Records:

>> BEGIN

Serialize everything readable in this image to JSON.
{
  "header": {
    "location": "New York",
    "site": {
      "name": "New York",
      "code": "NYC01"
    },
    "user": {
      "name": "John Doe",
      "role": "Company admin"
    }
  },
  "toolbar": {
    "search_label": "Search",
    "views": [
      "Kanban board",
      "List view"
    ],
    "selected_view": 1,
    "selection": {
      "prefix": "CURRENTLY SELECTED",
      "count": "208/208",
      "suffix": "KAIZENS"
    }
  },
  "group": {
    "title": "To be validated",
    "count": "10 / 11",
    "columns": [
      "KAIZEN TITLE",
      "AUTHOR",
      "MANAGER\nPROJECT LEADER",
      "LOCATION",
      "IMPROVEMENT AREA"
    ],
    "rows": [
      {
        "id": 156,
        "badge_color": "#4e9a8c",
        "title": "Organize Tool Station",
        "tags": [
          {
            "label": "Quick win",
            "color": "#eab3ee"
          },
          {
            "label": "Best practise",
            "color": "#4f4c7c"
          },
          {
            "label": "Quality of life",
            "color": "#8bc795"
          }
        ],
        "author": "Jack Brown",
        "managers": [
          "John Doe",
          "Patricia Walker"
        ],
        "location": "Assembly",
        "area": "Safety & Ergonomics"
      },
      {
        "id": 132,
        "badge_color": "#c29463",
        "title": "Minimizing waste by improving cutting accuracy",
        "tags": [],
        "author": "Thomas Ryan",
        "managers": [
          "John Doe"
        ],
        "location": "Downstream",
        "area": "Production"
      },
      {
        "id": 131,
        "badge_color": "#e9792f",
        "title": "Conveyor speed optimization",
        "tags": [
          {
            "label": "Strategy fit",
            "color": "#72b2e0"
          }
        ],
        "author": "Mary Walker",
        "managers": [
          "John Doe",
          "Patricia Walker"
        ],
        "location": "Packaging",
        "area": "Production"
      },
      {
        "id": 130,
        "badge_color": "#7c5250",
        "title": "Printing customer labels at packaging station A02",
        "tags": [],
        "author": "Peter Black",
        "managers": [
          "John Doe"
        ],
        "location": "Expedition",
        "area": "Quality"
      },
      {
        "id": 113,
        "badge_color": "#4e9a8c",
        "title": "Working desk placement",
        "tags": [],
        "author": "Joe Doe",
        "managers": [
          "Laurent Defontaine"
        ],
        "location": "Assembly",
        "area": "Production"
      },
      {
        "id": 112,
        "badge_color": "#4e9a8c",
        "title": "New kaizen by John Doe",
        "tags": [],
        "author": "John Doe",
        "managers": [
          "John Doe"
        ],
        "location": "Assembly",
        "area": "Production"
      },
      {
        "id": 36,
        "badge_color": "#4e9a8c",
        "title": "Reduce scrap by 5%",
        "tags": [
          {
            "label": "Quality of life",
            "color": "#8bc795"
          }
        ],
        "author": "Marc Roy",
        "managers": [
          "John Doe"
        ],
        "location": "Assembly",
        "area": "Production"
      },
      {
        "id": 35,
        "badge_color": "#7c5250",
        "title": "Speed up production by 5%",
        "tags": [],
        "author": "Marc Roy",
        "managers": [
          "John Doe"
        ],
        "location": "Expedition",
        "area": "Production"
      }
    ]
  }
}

>> END

• Aim:
Transcribe the data. Leave every line exactly as it is.

• Exercise result:
Serialize everything readable in this image to JSON.
{
  "header": {
    "location": "New York",
    "site": {
      "name": "New York",
      "code": "NYC01"
    },
    "user": {
      "name": "John Doe",
      "role": "Company admin"
    }
  },
  "toolbar": {
    "search_label": "Search",
    "views": [
      "Kanban board",
      "List view"
    ],
    "selected_view": 1,
    "selection": {
      "prefix": "CURRENTLY SELECTED",
      "count": "208/208",
      "suffix": "KAIZENS"
    }
  },
  "group": {
    "title": "To be validated",
    "count": "10 / 11",
    "columns": [
      "KAIZEN TITLE",
      "AUTHOR",
      "MANAGER\nPROJECT LEADER",
      "LOCATION",
      "IMPROVEMENT AREA"
    ],
    "rows": [
      {
        "id": 156,
        "badge_color": "#4e9a8c",
        "title": "Organize Tool Station",
        "tags": [
          {
            "label": "Quick win",
            "color": "#eab3ee"
          },
          {
            "label": "Best practise",
            "color": "#4f4c7c"
          },
          {
            "label": "Quality of life",
            "color": "#8bc795"
          }
        ],
        "author": "Jack Brown",
        "managers": [
          "John Doe",
          "Patricia Walker"
        ],
        "location": "Assembly",
        "area": "Safety & Ergonomics"
      },
      {
        "id": 132,
        "badge_color": "#c29463",
        "title": "Minimizing waste by improving cutting accuracy",
        "tags": [],
        "author": "Thomas Ryan",
        "managers": [
          "John Doe"
        ],
        "location": "Downstream",
        "area": "Production"
      },
      {
        "id": 131,
        "badge_color": "#e9792f",
        "title": "Conveyor speed optimization",
        "tags": [
          {
            "label": "Strategy fit",
            "color": "#72b2e0"
          }
        ],
        "author": "Mary Walker",
        "managers": [
          "John Doe",
          "Patricia Walker"
        ],
        "location": "Packaging",
        "area": "Production"
      },
      {
        "id": 130,
        "badge_color": "#7c5250",
        "title": "Printing customer labels at packaging station A02",
        "tags": [],
        "author": "Peter Black",
        "managers": [
          "John Doe"
        ],
        "location": "Expedition",
        "area": "Quality"
      },
      {
        "id": 113,
        "badge_color": "#4e9a8c",
        "title": "Working desk placement",
        "tags": [],
        "author": "Joe Doe",
        "managers": [
          "Laurent Defontaine"
        ],
        "location": "Assembly",
        "area": "Production"
      },
      {
        "id": 112,
        "badge_color": "#4e9a8c",
        "title": "New kaizen by John Doe",
        "tags": [],
        "author": "John Doe",
        "managers": [
          "John Doe"
        ],
        "location": "Assembly",
        "area": "Production"
      },
      {
        "id": 36,
        "badge_color": "#4e9a8c",
        "title": "Reduce scrap by 5%",
        "tags": [
          {
            "label": "Quality of life",
            "color": "#8bc795"
          }
        ],
        "author": "Marc Roy",
        "managers": [
          "John Doe"
        ],
        "location": "Assembly",
        "area": "Production"
      },
      {
        "id": 35,
        "badge_color": "#7c5250",
        "title": "Speed up production by 5%",
        "tags": [],
        "author": "Marc Roy",
        "managers": [
          "John Doe"
        ],
        "location": "Expedition",
        "area": "Production"
      }
    ]
  }
}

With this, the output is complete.